--- start of Data shown ---

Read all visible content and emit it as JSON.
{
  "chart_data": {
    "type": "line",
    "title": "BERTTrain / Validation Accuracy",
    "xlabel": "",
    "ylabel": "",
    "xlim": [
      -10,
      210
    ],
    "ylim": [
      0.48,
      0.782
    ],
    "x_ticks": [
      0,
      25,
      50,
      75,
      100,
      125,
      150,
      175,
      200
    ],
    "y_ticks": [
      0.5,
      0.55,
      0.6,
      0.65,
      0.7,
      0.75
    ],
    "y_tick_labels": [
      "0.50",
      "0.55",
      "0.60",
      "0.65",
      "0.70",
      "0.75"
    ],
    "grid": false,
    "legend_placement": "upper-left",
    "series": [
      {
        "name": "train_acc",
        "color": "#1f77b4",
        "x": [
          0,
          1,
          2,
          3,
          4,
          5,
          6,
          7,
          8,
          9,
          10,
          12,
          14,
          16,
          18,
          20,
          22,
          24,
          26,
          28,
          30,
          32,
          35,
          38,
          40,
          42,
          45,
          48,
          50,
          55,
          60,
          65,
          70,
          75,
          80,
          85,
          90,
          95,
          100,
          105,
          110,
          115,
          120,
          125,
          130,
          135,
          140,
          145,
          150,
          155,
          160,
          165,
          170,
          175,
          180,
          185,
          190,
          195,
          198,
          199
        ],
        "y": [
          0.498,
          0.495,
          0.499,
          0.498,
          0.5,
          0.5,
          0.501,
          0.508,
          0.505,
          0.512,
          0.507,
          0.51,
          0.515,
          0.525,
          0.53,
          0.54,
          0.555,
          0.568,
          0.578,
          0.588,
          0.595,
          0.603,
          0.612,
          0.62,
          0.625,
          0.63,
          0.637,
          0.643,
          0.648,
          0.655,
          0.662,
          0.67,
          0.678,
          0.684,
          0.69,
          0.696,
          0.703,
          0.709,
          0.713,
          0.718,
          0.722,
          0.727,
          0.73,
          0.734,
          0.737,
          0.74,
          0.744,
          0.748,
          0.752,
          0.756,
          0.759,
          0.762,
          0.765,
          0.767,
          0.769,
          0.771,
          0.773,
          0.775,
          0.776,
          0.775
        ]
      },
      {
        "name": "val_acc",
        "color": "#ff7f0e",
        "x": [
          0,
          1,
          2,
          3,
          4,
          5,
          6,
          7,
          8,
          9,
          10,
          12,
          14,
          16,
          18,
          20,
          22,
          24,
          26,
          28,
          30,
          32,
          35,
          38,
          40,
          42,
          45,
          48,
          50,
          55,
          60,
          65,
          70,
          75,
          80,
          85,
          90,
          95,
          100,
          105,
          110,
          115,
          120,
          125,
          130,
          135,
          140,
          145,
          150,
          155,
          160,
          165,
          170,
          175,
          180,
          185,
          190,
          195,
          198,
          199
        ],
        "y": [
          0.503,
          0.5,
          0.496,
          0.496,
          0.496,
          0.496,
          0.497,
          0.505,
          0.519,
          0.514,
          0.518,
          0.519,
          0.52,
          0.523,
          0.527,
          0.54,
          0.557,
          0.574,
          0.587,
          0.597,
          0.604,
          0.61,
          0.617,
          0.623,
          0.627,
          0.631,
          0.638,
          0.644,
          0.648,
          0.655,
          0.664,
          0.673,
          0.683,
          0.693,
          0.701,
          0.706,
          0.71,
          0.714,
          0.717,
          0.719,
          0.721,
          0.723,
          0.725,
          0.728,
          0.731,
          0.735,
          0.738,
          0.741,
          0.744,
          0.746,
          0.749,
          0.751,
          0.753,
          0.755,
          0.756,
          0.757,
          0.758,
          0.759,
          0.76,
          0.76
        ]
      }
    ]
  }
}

--- end of Data shown ---
--- start of Data shown ---

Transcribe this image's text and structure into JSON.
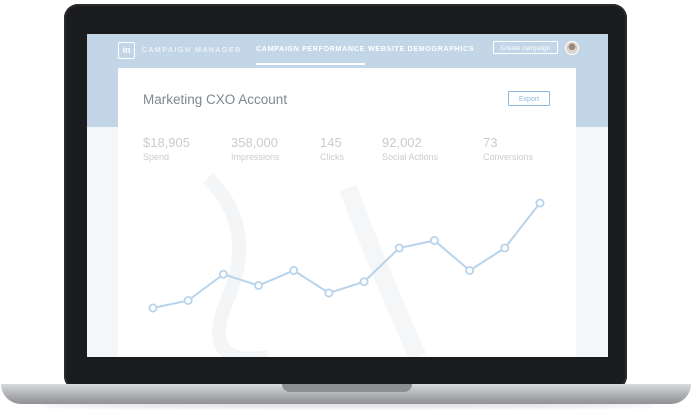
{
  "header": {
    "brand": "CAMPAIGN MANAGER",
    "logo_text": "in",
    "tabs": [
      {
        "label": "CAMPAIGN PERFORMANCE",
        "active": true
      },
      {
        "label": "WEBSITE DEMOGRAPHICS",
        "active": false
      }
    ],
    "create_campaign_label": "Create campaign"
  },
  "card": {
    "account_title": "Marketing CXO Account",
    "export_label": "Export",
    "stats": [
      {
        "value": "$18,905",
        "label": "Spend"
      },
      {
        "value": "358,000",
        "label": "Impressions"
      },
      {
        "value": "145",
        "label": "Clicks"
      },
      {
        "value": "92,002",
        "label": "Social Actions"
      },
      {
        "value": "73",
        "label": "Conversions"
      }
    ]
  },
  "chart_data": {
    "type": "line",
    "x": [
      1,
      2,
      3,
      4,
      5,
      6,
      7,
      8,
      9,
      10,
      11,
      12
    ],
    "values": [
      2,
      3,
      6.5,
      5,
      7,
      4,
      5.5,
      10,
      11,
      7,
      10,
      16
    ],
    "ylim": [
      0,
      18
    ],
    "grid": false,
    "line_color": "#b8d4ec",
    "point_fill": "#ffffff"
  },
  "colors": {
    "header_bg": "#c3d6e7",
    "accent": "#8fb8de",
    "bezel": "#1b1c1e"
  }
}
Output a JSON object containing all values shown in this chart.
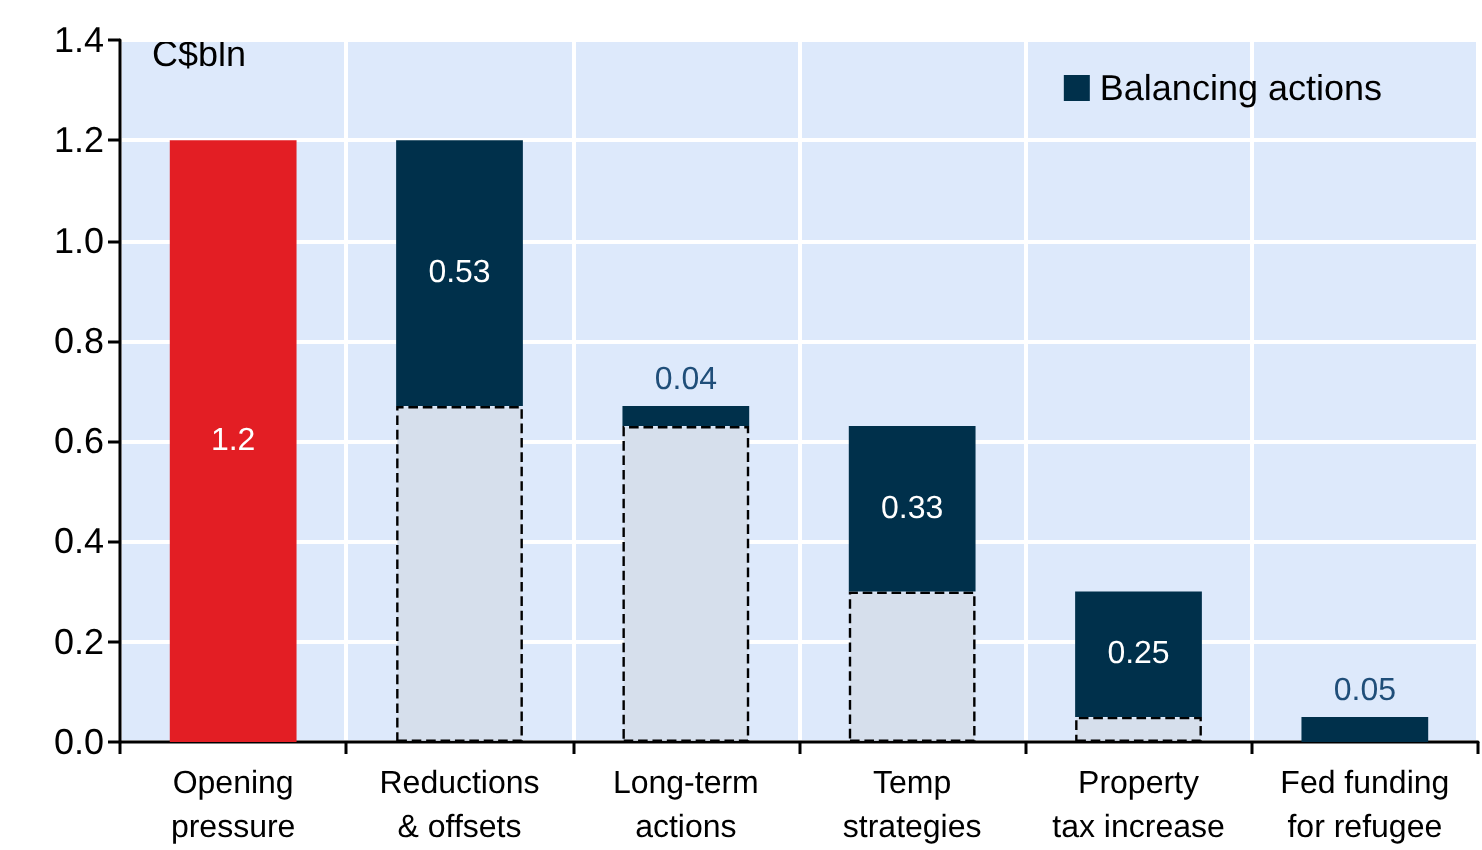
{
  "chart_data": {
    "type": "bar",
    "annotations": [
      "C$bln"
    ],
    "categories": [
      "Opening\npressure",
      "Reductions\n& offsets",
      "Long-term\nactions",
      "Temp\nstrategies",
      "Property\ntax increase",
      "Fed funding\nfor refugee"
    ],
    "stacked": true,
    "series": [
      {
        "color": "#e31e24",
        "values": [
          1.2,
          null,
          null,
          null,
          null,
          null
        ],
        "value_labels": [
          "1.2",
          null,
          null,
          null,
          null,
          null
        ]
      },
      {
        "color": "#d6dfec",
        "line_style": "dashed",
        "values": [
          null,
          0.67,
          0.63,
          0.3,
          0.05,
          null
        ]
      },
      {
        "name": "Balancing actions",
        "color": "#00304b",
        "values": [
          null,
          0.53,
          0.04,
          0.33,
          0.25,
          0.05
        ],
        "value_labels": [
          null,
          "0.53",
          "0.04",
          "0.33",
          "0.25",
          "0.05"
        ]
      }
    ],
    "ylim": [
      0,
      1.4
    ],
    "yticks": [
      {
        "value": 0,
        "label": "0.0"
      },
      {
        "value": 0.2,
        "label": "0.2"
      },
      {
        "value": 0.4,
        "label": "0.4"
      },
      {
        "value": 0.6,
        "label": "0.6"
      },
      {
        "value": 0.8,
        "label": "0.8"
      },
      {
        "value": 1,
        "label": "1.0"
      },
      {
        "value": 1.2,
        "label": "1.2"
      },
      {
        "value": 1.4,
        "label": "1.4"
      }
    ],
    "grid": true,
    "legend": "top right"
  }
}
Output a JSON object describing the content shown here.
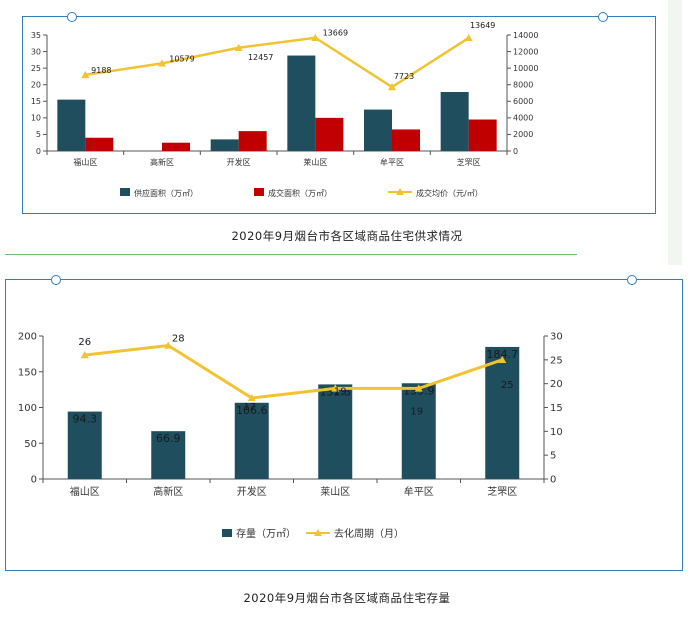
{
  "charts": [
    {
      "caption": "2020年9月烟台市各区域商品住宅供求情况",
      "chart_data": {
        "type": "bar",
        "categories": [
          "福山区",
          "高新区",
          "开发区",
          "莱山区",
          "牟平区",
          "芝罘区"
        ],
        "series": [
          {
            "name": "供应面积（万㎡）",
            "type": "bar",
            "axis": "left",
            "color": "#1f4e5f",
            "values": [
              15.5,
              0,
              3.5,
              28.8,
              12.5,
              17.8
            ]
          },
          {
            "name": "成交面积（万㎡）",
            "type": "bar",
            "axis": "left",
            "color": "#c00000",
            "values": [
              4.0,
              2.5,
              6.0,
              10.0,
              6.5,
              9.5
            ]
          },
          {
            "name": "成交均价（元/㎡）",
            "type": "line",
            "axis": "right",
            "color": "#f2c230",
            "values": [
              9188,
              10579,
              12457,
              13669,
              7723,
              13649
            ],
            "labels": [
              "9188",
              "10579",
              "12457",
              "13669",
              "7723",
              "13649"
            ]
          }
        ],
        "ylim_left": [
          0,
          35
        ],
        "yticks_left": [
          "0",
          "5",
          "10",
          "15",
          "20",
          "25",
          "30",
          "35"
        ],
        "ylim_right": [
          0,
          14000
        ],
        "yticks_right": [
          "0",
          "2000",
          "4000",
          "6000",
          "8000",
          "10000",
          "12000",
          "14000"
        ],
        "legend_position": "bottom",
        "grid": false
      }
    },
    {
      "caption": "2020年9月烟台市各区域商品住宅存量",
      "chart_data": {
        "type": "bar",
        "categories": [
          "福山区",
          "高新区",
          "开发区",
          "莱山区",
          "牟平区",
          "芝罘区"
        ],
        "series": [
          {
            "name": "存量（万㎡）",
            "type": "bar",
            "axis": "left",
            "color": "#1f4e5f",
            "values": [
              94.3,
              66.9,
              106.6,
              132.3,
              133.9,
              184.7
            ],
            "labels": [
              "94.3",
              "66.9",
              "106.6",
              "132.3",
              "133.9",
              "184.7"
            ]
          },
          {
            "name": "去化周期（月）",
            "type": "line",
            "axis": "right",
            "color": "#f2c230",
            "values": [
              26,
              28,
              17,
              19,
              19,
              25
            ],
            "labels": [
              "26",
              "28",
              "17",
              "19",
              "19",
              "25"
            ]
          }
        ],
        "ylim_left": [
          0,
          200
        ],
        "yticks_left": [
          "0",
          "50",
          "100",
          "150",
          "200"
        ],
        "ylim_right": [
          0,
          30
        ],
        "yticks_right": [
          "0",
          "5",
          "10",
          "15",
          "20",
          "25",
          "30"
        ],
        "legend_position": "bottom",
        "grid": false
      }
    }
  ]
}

--- end of Data shown ---
--- start of Data shown ---

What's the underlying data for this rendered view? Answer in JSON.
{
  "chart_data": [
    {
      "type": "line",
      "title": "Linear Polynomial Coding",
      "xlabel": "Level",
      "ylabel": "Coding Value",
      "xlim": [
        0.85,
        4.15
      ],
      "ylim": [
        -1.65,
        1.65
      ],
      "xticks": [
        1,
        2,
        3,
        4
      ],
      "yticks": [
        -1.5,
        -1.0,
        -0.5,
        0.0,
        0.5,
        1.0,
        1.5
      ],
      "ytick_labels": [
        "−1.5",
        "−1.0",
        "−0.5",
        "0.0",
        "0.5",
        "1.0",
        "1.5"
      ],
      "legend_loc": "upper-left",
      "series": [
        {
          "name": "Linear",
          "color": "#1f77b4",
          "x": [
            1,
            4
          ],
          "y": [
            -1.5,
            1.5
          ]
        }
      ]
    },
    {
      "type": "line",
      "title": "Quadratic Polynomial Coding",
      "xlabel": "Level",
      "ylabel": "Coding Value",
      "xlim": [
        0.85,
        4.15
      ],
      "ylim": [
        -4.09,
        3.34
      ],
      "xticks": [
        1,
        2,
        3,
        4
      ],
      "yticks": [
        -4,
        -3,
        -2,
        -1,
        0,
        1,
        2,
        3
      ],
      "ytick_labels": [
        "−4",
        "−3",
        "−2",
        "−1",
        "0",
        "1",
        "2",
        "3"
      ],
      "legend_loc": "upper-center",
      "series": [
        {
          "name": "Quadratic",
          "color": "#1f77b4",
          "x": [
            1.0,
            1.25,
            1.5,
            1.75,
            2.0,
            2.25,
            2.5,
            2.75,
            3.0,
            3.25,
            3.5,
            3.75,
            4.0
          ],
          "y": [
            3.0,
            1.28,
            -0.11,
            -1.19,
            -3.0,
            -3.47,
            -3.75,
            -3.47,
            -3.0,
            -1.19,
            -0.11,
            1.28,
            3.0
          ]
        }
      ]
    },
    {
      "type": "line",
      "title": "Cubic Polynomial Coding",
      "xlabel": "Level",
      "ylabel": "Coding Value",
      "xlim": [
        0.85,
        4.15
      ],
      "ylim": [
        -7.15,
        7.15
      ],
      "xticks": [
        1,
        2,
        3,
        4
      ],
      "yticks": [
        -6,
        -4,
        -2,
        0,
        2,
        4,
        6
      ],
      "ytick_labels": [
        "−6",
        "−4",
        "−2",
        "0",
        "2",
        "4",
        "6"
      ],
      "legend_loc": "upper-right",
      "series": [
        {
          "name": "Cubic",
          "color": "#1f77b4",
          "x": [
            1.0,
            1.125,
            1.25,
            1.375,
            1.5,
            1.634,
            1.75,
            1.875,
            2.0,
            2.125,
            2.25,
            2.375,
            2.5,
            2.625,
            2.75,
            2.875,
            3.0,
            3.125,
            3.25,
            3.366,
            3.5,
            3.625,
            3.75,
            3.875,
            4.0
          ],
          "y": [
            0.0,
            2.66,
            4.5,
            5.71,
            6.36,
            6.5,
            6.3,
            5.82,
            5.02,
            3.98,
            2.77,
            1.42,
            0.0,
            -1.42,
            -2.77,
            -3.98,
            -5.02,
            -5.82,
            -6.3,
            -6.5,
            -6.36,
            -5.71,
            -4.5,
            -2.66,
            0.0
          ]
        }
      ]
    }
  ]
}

--- end of Data shown ---

Exercise brief: Look through the entries and find each line that has the string "JSON". Copy those lines.

Task output:
Read all visible content and emit it as JSON.
Transcribe this image's text and structure into JSON.
Output a JSON object containing all values shown in this chart.
Output a JSON object describing the content shown here.
What's the underlying data for this rendered view? Answer in JSON.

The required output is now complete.